───── Entries shown

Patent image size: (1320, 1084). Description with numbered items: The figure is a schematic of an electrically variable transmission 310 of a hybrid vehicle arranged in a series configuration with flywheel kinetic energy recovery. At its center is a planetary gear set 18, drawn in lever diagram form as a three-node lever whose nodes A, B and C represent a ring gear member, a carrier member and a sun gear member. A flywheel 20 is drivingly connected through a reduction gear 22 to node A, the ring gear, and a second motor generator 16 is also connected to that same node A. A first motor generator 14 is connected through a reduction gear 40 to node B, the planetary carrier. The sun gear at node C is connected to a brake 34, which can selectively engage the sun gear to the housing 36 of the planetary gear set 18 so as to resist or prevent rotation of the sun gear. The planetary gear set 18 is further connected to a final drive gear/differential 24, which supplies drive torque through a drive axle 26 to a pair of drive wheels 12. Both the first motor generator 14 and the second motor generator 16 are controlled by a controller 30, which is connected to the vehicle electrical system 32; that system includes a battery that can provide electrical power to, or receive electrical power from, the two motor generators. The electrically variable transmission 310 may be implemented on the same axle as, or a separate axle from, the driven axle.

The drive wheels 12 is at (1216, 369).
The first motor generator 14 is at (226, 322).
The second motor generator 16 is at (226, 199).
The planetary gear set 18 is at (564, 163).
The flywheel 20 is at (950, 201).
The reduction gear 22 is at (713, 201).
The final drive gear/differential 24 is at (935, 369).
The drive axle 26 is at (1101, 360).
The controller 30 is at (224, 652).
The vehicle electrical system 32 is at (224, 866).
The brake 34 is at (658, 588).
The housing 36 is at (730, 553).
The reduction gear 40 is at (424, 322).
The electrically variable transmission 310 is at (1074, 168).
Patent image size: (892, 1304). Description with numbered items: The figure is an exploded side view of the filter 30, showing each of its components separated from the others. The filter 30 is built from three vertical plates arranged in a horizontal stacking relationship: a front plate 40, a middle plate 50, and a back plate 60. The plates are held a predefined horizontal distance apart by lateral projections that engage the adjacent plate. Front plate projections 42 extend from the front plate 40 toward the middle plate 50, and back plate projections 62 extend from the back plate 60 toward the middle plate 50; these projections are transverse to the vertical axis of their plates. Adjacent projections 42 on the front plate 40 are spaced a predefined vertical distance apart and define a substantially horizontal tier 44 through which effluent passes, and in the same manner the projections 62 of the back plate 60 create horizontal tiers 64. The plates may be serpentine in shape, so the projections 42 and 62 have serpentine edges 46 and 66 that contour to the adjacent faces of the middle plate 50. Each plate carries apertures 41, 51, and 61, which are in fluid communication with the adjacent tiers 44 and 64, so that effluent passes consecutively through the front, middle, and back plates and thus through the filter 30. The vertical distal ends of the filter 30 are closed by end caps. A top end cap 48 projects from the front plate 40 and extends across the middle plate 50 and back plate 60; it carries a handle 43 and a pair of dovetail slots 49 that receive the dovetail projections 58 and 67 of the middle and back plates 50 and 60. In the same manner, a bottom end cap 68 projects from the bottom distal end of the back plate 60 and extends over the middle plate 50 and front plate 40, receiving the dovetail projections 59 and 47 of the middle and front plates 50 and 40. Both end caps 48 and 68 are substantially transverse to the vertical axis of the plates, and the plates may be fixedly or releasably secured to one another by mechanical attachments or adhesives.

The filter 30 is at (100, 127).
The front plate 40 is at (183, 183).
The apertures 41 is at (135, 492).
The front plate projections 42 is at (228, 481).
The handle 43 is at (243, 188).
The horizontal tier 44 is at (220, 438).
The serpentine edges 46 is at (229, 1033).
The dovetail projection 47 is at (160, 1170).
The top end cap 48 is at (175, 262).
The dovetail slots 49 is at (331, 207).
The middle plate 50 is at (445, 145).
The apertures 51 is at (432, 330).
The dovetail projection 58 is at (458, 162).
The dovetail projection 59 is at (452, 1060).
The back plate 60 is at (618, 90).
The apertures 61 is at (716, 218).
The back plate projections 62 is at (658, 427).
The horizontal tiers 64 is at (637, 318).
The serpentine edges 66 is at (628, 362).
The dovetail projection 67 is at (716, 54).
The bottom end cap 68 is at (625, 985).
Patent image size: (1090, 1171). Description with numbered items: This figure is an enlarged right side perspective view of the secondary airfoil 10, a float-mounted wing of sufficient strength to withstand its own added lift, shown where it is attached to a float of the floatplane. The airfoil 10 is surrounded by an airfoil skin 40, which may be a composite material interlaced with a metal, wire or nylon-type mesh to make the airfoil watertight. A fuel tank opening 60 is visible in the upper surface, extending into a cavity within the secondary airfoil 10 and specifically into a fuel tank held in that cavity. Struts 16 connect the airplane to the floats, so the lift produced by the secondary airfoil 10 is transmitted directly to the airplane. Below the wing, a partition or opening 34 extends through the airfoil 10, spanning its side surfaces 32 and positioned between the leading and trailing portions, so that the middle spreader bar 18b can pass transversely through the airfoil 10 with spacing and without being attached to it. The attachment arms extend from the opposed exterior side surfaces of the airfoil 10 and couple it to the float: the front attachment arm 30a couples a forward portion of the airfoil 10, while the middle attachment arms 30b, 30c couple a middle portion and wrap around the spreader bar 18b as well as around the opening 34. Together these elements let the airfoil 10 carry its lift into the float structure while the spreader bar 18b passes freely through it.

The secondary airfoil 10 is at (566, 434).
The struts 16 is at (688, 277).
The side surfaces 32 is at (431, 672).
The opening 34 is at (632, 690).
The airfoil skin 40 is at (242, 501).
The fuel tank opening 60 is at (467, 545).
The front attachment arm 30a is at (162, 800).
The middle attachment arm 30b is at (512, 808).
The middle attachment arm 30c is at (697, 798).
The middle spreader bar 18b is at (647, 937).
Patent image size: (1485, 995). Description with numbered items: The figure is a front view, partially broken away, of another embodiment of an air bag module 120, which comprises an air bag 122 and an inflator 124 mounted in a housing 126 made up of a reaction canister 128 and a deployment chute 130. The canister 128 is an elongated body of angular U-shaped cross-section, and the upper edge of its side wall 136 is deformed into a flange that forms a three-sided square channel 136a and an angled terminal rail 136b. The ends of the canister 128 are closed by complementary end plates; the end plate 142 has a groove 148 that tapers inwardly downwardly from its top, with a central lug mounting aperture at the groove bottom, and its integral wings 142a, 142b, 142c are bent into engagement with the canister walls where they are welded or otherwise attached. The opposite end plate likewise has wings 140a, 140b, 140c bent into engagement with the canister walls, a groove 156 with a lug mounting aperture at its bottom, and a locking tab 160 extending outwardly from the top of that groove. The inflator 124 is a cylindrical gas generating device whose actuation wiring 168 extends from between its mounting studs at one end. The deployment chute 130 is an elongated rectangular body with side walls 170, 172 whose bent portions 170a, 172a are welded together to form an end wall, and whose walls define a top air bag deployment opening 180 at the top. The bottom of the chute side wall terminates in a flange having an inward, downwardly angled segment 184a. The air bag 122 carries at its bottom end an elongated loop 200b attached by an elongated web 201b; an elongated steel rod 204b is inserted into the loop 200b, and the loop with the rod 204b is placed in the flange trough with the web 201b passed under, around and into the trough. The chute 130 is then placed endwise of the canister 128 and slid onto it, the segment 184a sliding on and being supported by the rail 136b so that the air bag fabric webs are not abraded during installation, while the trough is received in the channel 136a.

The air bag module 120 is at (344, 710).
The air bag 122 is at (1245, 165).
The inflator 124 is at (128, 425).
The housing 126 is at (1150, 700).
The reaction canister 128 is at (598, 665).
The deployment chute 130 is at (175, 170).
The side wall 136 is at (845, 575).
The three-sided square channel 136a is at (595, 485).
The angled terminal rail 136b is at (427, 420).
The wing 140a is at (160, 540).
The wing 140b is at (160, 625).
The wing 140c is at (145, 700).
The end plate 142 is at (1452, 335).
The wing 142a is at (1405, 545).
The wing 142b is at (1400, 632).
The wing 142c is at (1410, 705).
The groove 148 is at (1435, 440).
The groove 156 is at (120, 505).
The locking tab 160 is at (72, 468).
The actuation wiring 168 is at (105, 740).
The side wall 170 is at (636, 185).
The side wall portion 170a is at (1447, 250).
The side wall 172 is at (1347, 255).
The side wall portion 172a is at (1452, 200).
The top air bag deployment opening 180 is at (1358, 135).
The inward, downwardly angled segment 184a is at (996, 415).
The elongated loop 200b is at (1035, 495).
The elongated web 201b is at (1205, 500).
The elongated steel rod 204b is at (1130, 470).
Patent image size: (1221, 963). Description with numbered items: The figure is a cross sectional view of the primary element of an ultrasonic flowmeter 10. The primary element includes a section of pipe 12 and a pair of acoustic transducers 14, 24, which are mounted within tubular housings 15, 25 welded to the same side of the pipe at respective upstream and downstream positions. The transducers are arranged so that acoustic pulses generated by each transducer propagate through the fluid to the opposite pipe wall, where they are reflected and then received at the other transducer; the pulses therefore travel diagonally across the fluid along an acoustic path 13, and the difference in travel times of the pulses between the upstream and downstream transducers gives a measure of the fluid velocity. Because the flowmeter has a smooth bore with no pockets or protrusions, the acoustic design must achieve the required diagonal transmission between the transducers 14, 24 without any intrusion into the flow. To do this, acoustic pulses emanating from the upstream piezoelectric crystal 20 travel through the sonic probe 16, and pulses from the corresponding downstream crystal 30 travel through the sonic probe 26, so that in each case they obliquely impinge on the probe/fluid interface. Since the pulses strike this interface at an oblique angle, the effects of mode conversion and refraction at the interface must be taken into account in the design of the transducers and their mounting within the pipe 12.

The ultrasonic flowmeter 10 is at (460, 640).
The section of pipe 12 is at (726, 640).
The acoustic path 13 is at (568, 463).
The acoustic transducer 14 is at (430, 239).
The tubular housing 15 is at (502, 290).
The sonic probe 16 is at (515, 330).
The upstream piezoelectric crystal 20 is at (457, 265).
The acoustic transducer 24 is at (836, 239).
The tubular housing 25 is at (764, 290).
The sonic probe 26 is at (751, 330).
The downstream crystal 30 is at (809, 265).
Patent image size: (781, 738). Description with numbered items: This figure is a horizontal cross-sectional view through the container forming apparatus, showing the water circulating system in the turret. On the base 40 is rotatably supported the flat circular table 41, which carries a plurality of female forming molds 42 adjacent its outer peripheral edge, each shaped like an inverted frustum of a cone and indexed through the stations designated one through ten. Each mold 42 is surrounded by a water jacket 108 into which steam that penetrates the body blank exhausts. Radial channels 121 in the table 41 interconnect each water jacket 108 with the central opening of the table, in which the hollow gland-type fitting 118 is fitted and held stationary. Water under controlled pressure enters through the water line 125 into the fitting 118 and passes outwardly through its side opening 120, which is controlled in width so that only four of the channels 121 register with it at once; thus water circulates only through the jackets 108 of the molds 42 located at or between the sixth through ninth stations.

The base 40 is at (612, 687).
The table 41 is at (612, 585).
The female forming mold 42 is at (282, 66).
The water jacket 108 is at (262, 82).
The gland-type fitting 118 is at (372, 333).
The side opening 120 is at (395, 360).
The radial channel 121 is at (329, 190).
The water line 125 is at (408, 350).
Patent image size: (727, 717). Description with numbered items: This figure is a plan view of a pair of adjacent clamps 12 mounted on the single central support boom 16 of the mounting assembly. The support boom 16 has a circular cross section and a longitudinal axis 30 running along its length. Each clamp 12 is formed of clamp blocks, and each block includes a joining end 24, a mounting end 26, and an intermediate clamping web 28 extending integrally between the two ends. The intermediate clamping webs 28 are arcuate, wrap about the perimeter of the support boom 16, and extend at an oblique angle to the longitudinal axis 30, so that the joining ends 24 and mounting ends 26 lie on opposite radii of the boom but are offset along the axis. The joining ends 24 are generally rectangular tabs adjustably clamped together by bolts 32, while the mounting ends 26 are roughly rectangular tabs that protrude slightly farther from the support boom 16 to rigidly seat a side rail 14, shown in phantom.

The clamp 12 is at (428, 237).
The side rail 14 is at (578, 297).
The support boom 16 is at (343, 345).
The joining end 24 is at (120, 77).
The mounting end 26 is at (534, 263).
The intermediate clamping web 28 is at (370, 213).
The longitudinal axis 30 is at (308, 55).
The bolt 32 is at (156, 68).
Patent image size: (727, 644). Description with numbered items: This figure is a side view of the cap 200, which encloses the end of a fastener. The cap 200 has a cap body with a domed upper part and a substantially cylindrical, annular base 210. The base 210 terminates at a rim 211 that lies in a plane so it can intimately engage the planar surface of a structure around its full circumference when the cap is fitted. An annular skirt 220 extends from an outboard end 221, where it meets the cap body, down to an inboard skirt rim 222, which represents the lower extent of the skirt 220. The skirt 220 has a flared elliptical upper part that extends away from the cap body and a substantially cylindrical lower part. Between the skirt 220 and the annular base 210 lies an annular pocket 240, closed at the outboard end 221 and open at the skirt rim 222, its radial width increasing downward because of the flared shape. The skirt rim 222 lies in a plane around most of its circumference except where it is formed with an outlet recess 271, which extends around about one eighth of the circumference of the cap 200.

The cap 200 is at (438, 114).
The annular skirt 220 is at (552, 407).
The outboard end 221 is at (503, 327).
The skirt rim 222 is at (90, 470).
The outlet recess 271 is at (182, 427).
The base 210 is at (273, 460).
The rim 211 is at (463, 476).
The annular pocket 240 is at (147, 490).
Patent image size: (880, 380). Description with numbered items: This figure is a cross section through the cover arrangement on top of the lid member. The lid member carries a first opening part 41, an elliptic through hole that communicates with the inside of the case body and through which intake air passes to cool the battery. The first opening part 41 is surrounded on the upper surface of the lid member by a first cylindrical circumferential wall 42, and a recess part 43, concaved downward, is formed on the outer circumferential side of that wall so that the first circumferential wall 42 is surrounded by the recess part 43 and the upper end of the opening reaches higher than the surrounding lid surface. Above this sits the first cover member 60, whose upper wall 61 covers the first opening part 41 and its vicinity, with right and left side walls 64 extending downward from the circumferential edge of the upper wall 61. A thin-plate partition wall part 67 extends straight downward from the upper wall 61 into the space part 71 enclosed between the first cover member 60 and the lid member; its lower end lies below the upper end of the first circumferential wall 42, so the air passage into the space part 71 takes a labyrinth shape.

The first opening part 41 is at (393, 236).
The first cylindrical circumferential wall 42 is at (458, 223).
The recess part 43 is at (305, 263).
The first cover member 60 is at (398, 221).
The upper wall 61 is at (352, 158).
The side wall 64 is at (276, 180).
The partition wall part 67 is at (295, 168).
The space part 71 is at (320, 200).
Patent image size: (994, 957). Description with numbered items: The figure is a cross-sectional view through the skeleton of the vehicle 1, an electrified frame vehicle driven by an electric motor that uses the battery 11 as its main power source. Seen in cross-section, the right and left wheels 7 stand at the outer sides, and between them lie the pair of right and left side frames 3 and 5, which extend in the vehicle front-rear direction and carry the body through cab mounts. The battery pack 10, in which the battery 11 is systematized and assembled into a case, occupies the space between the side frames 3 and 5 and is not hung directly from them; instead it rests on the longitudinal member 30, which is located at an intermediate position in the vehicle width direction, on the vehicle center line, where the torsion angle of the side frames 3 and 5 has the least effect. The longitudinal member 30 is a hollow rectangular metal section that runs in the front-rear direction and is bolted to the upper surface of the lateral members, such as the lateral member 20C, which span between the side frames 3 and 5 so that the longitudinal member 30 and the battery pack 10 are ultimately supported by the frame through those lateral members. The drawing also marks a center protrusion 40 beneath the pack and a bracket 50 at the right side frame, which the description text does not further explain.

──────────

* Task directions: Copy the data again word for word, starting at the line that contains "Patent image size: (1090, 1171)." and ending at the line that contains "The middle spreader bar 18b is at (647, 937).", with both of those lines included.

* Problem solution:
Patent image size: (1090, 1171). Description with numbered items: This figure is an enlarged right side perspective view of the secondary airfoil 10, a float-mounted wing of sufficient strength to withstand its own added lift, shown where it is attached to a float of the floatplane. The airfoil 10 is surrounded by an airfoil skin 40, which may be a composite material interlaced with a metal, wire or nylon-type mesh to make the airfoil watertight. A fuel tank opening 60 is visible in the upper surface, extending into a cavity within the secondary airfoil 10 and specifically into a fuel tank held in that cavity. Struts 16 connect the airplane to the floats, so the lift produced by the secondary airfoil 10 is transmitted directly to the airplane. Below the wing, a partition or opening 34 extends through the airfoil 10, spanning its side surfaces 32 and positioned between the leading and trailing portions, so that the middle spreader bar 18b can pass transversely through the airfoil 10 with spacing and without being attached to it. The attachment arms extend from the opposed exterior side surfaces of the airfoil 10 and couple it to the float: the front attachment arm 30a couples a forward portion of the airfoil 10, while the middle attachment arms 30b, 30c couple a middle portion and wrap around the spreader bar 18b as well as around the opening 34. Together these elements let the airfoil 10 carry its lift into the float structure while the spreader bar 18b passes freely through it.

The secondary airfoil 10 is at (566, 434).
The struts 16 is at (688, 277).
The side surfaces 32 is at (431, 672).
The opening 34 is at (632, 690).
The airfoil skin 40 is at (242, 501).
The fuel tank opening 60 is at (467, 545).
The front attachment arm 30a is at (162, 800).
The middle attachment arm 30b is at (512, 808).
The middle attachment arm 30c is at (697, 798).
The middle spreader bar 18b is at (647, 937).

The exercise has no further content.